SOURCE MATERIAL =>
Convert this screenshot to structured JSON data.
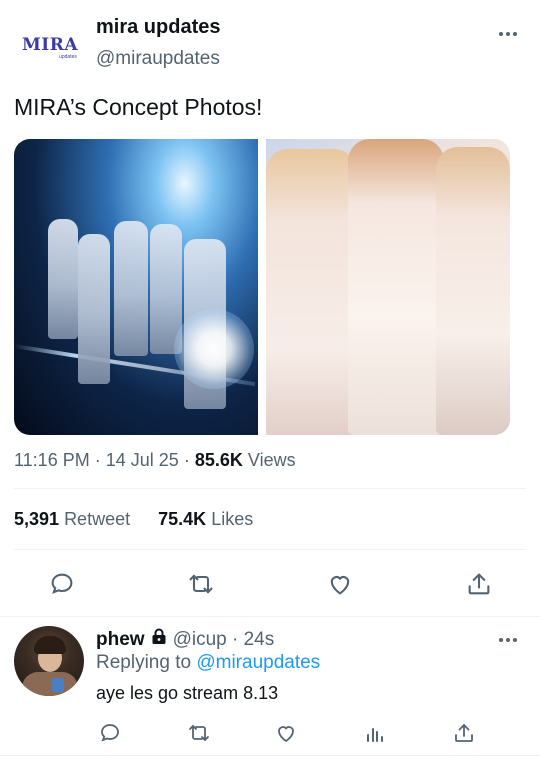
{
  "tweet": {
    "logo_text": "MIRA",
    "logo_subtext": "updates",
    "display_name": "mira updates",
    "handle": "@miraupdates",
    "text": "MIRA’s Concept Photos!",
    "time": "11:16 PM",
    "sep1": "·",
    "date": "14 Jul 25",
    "sep2": "·",
    "views_count": "85.6K",
    "views_label": "Views",
    "retweets_count": "5,391",
    "retweets_label": "Retweet",
    "likes_count": "75.4K",
    "likes_label": "Likes",
    "actions": [
      "reply-icon",
      "retweet-icon",
      "like-icon",
      "share-icon"
    ]
  },
  "reply": {
    "display_name": "phew",
    "handle_time": "@icup · 24s",
    "replying_prefix": "Replying to",
    "replying_to": "@miraupdates",
    "text": "aye les go stream 8.13",
    "actions": [
      "reply-icon",
      "retweet-icon",
      "like-icon",
      "analytics-icon",
      "share-icon"
    ]
  },
  "colors": {
    "text_primary": "#0f1419",
    "text_secondary": "#536471",
    "accent_link": "#1d9bf0",
    "logo": "#3b3ba8",
    "divider": "#eff3f4"
  }
}
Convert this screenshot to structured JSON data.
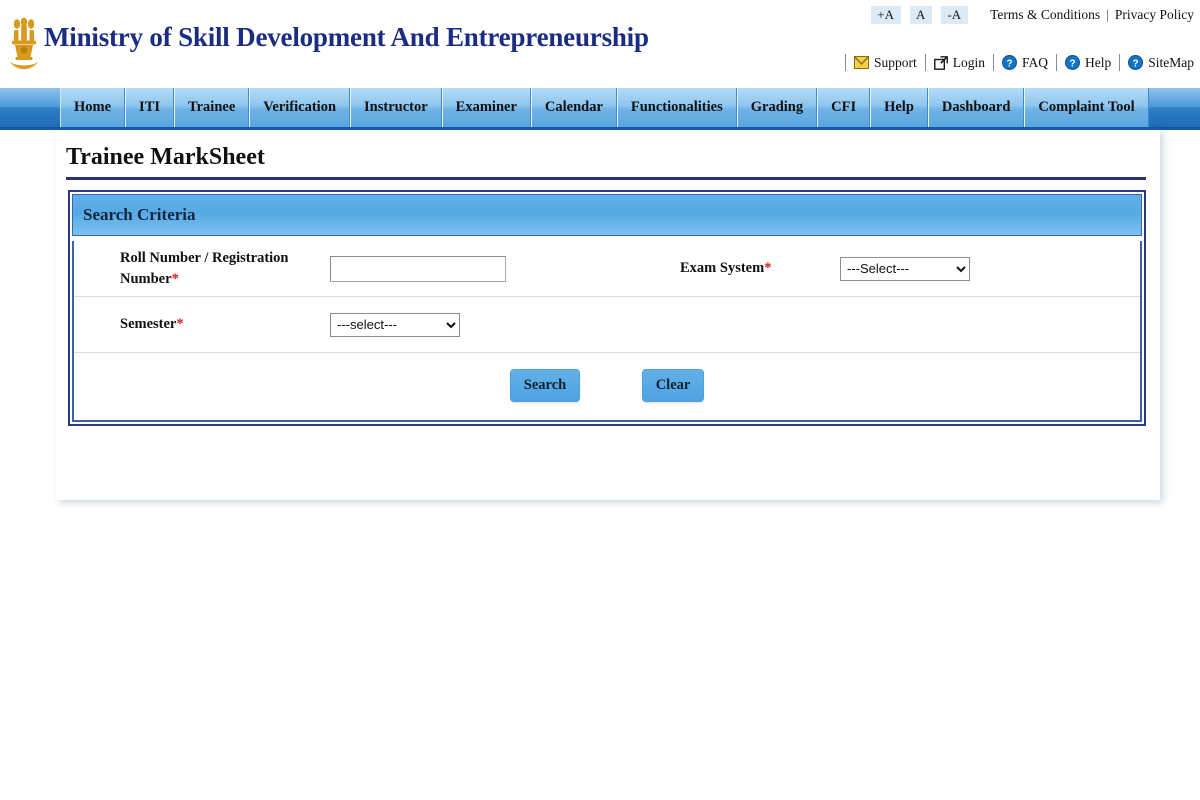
{
  "header": {
    "site_title": "Ministry of Skill Development And Entrepreneurship",
    "emblem_icon": "india-state-emblem-icon",
    "font_size_controls": [
      {
        "label": "+A",
        "name": "increase-font"
      },
      {
        "label": "A",
        "name": "default-font"
      },
      {
        "label": "-A",
        "name": "decrease-font"
      }
    ],
    "top_links": [
      {
        "label": "Terms & Conditions"
      },
      {
        "label": "Privacy Policy"
      }
    ],
    "top_link_separator": "|",
    "util_links": [
      {
        "label": "Support",
        "icon": "support-envelope-icon"
      },
      {
        "label": "Login",
        "icon": "external-link-icon"
      },
      {
        "label": "FAQ",
        "icon": "question-circle-icon"
      },
      {
        "label": "Help",
        "icon": "question-circle-icon"
      },
      {
        "label": "SiteMap",
        "icon": "question-circle-icon"
      }
    ]
  },
  "nav": {
    "items": [
      {
        "label": "Home"
      },
      {
        "label": "ITI"
      },
      {
        "label": "Trainee"
      },
      {
        "label": "Verification"
      },
      {
        "label": "Instructor"
      },
      {
        "label": "Examiner"
      },
      {
        "label": "Calendar"
      },
      {
        "label": "Functionalities"
      },
      {
        "label": "Grading"
      },
      {
        "label": "CFI"
      },
      {
        "label": "Help"
      },
      {
        "label": "Dashboard"
      },
      {
        "label": "Complaint Tool"
      }
    ]
  },
  "main": {
    "page_title": "Trainee MarkSheet",
    "panel_title": "Search Criteria",
    "fields": {
      "roll_number": {
        "label_line1": "Roll Number / Registration",
        "label_line2": "Number",
        "required_mark": "*",
        "value": "",
        "placeholder": ""
      },
      "exam_system": {
        "label": "Exam System",
        "required_mark": "*",
        "selected": "---Select---",
        "options": [
          "---Select---"
        ]
      },
      "semester": {
        "label": "Semester",
        "required_mark": "*",
        "selected": "---select---",
        "options": [
          "---select---"
        ]
      }
    },
    "buttons": {
      "search": "Search",
      "clear": "Clear"
    }
  },
  "colors": {
    "brand_navy": "#1b2d83",
    "nav_blue": "#4a9ad9",
    "panel_border": "#2b3a86",
    "button_blue": "#4ea3e2",
    "required_red": "#d02020"
  }
}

DIRECTION => Repeat the material above in full and exactly, apart from the pictures.

WRITTEN ANSWER =>
Convert this screenshot to structured JSON data.
{
  "tweet": {
    "logo_text": "MIRA",
    "logo_subtext": "updates",
    "display_name": "mira updates",
    "handle": "@miraupdates",
    "text": "MIRA’s Concept Photos!",
    "time": "11:16 PM",
    "sep1": "·",
    "date": "14 Jul 25",
    "sep2": "·",
    "views_count": "85.6K",
    "views_label": "Views",
    "retweets_count": "5,391",
    "retweets_label": "Retweet",
    "likes_count": "75.4K",
    "likes_label": "Likes",
    "actions": [
      "reply-icon",
      "retweet-icon",
      "like-icon",
      "share-icon"
    ]
  },
  "reply": {
    "display_name": "phew",
    "handle_time": "@icup · 24s",
    "replying_prefix": "Replying to",
    "replying_to": "@miraupdates",
    "text": "aye les go stream 8.13",
    "actions": [
      "reply-icon",
      "retweet-icon",
      "like-icon",
      "analytics-icon",
      "share-icon"
    ]
  },
  "colors": {
    "text_primary": "#0f1419",
    "text_secondary": "#536471",
    "accent_link": "#1d9bf0",
    "logo": "#3b3ba8",
    "divider": "#eff3f4"
  }
}
Convert this screenshot to structured JSON data.
{
  "header": {
    "site_title": "Ministry of Skill Development And Entrepreneurship",
    "emblem_icon": "india-state-emblem-icon",
    "font_size_controls": [
      {
        "label": "+A",
        "name": "increase-font"
      },
      {
        "label": "A",
        "name": "default-font"
      },
      {
        "label": "-A",
        "name": "decrease-font"
      }
    ],
    "top_links": [
      {
        "label": "Terms & Conditions"
      },
      {
        "label": "Privacy Policy"
      }
    ],
    "top_link_separator": "|",
    "util_links": [
      {
        "label": "Support",
        "icon": "support-envelope-icon"
      },
      {
        "label": "Login",
        "icon": "external-link-icon"
      },
      {
        "label": "FAQ",
        "icon": "question-circle-icon"
      },
      {
        "label": "Help",
        "icon": "question-circle-icon"
      },
      {
        "label": "SiteMap",
        "icon": "question-circle-icon"
      }
    ]
  },
  "nav": {
    "items": [
      {
        "label": "Home"
      },
      {
        "label": "ITI"
      },
      {
        "label": "Trainee"
      },
      {
        "label": "Verification"
      },
      {
        "label": "Instructor"
      },
      {
        "label": "Examiner"
      },
      {
        "label": "Calendar"
      },
      {
        "label": "Functionalities"
      },
      {
        "label": "Grading"
      },
      {
        "label": "CFI"
      },
      {
        "label": "Help"
      },
      {
        "label": "Dashboard"
      },
      {
        "label": "Complaint Tool"
      }
    ]
  },
  "main": {
    "page_title": "Trainee MarkSheet",
    "panel_title": "Search Criteria",
    "fields": {
      "roll_number": {
        "label_line1": "Roll Number / Registration",
        "label_line2": "Number",
        "required_mark": "*",
        "value": "",
        "placeholder": ""
      },
      "exam_system": {
        "label": "Exam System",
        "required_mark": "*",
        "selected": "---Select---",
        "options": [
          "---Select---"
        ]
      },
      "semester": {
        "label": "Semester",
        "required_mark": "*",
        "selected": "---select---",
        "options": [
          "---select---"
        ]
      }
    },
    "buttons": {
      "search": "Search",
      "clear": "Clear"
    }
  },
  "colors": {
    "brand_navy": "#1b2d83",
    "nav_blue": "#4a9ad9",
    "panel_border": "#2b3a86",
    "button_blue": "#4ea3e2",
    "required_red": "#d02020"
  }
}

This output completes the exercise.